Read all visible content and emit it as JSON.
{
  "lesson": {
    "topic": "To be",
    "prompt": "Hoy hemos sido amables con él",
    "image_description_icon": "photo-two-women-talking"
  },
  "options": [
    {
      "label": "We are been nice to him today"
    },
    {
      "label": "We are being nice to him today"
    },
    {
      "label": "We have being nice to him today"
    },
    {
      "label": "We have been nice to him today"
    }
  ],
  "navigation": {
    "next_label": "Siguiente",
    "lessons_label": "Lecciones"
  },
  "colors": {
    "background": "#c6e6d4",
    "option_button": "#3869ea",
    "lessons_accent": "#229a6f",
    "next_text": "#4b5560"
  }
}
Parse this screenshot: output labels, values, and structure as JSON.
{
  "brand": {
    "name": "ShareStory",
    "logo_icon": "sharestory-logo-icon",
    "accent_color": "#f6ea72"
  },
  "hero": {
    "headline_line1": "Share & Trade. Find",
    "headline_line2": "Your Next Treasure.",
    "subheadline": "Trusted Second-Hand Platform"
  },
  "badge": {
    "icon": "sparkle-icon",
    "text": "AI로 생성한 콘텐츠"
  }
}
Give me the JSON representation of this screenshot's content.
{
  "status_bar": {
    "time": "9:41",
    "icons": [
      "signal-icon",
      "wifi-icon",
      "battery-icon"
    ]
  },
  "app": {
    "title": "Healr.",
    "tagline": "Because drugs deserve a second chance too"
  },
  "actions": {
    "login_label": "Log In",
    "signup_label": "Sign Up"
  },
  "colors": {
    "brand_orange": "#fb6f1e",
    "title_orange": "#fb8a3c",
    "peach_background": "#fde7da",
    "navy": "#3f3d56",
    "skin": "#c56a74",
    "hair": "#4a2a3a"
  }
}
☆ ☆ ☆ ☆ ☆
• What you are asked to do: Reproduce the entire listing word for word.

• Solution to this task:
Read all visible content and emit it as JSON.
{
  "lesson": {
    "topic": "To be",
    "prompt": "Hoy hemos sido amables con él",
    "image_description_icon": "photo-two-women-talking"
  },
  "options": [
    {
      "label": "We are been nice to him today"
    },
    {
      "label": "We are being nice to him today"
    },
    {
      "label": "We have being nice to him today"
    },
    {
      "label": "We have been nice to him today"
    }
  ],
  "navigation": {
    "next_label": "Siguiente",
    "lessons_label": "Lecciones"
  },
  "colors": {
    "background": "#c6e6d4",
    "option_button": "#3869ea",
    "lessons_accent": "#229a6f",
    "next_text": "#4b5560"
  }
}
Parse this screenshot: output labels, values, and structure as JSON.
{
  "brand": {
    "name": "ShareStory",
    "logo_icon": "sharestory-logo-icon",
    "accent_color": "#f6ea72"
  },
  "hero": {
    "headline_line1": "Share & Trade. Find",
    "headline_line2": "Your Next Treasure.",
    "subheadline": "Trusted Second-Hand Platform"
  },
  "badge": {
    "icon": "sparkle-icon",
    "text": "AI로 생성한 콘텐츠"
  }
}
Give me the JSON representation of this screenshot's content.
{
  "status_bar": {
    "time": "9:41",
    "icons": [
      "signal-icon",
      "wifi-icon",
      "battery-icon"
    ]
  },
  "app": {
    "title": "Healr.",
    "tagline": "Because drugs deserve a second chance too"
  },
  "actions": {
    "login_label": "Log In",
    "signup_label": "Sign Up"
  },
  "colors": {
    "brand_orange": "#fb6f1e",
    "title_orange": "#fb8a3c",
    "peach_background": "#fde7da",
    "navy": "#3f3d56",
    "skin": "#c56a74",
    "hair": "#4a2a3a"
  }
}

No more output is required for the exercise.